• **Records**:
-- begin --

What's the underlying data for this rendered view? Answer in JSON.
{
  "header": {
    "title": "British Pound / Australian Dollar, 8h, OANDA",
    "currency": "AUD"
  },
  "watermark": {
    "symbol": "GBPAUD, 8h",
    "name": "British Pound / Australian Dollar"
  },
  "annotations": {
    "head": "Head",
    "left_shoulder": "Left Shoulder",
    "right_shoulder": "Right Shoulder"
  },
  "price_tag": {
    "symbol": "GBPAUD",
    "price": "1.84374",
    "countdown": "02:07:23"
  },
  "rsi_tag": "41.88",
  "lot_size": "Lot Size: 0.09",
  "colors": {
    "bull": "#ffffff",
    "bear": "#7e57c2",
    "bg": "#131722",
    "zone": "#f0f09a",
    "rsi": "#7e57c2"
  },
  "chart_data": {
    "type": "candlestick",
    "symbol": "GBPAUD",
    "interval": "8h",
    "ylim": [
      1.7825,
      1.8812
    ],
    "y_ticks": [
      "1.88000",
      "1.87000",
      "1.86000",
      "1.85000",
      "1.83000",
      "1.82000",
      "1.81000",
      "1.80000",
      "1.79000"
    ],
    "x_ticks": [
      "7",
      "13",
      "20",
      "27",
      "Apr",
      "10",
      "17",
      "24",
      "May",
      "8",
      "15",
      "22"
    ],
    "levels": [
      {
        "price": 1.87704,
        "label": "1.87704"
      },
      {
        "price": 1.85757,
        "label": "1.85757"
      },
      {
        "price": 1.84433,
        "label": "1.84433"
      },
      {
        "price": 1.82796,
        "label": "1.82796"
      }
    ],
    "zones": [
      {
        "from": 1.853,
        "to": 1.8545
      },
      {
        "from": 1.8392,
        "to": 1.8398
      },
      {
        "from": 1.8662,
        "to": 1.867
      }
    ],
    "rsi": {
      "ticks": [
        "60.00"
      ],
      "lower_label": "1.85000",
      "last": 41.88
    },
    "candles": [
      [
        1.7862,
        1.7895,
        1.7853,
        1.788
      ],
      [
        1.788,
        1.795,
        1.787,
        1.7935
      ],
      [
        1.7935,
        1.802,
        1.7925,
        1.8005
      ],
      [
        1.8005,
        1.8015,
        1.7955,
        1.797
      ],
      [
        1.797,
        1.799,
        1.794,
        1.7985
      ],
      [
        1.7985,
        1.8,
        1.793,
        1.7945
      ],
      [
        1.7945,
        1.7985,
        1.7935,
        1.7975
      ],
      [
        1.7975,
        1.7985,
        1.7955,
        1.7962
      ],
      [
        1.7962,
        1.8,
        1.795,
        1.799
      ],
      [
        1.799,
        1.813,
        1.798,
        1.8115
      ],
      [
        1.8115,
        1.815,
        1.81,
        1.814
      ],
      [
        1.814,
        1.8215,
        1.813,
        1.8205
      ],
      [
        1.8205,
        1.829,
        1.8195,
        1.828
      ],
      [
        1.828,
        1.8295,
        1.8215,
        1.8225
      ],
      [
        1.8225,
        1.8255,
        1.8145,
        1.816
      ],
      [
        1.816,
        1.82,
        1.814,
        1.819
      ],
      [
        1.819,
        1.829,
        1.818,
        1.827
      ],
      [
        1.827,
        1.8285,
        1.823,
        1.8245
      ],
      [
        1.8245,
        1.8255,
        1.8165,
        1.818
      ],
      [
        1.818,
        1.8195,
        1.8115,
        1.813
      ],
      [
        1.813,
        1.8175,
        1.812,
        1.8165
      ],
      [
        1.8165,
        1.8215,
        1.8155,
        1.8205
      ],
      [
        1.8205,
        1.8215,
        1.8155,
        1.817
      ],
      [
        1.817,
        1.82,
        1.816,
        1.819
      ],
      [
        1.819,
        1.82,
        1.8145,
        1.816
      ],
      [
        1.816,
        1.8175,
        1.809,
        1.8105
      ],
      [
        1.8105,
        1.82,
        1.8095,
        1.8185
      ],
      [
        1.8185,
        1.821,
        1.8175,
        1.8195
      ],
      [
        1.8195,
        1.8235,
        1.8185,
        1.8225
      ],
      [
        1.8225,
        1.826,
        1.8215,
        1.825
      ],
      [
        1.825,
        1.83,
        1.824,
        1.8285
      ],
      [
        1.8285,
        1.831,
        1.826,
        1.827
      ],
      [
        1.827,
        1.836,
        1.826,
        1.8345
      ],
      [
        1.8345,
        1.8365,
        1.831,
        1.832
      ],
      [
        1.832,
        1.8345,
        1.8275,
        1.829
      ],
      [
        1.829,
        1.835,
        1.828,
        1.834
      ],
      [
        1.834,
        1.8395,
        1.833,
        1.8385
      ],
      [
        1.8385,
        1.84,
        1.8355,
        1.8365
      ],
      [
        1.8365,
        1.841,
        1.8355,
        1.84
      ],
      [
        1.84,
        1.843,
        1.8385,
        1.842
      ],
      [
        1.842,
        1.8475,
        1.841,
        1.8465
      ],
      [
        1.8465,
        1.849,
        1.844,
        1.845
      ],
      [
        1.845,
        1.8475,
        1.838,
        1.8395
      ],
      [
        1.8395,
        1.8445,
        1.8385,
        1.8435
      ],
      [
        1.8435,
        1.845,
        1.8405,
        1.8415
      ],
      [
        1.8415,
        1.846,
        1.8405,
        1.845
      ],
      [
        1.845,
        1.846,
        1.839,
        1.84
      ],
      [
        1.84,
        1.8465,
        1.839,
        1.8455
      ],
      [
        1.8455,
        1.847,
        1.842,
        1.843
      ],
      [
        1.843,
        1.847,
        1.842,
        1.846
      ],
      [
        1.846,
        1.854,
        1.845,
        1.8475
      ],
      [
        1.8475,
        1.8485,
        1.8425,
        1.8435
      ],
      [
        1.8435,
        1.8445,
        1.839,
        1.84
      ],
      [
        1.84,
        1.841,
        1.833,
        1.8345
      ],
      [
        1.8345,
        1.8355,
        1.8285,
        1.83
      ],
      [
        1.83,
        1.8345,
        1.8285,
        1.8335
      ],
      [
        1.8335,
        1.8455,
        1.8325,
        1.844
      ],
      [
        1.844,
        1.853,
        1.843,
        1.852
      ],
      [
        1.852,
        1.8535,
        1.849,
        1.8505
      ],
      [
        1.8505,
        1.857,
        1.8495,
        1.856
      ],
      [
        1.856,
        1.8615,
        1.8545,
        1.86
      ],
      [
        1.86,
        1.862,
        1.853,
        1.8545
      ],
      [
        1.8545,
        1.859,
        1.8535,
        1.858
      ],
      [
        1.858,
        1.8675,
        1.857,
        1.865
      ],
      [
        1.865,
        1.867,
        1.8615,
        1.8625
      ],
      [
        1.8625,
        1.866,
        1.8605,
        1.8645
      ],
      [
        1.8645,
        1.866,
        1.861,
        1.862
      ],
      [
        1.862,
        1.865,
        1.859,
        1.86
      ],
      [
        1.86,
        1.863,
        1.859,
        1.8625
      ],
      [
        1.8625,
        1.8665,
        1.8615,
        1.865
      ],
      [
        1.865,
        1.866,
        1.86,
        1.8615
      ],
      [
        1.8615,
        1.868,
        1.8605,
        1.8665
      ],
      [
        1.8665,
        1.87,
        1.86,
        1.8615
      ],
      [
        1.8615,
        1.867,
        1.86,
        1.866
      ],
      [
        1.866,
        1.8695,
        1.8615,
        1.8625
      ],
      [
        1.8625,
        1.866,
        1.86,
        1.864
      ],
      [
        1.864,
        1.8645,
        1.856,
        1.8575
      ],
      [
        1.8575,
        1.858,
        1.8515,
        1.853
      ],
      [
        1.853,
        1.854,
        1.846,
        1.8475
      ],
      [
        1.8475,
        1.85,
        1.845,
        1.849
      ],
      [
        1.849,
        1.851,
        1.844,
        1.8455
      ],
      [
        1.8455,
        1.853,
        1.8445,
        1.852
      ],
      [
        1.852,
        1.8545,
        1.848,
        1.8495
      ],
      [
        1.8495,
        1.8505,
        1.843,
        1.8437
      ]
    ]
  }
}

-- end --

• **Written instruction**:
Identify each line in the records above containing the word "Shoulder"; copy those lines.

• **Reply**:
    "left_shoulder": "Left Shoulder",
    "right_shoulder": "Right Shoulder"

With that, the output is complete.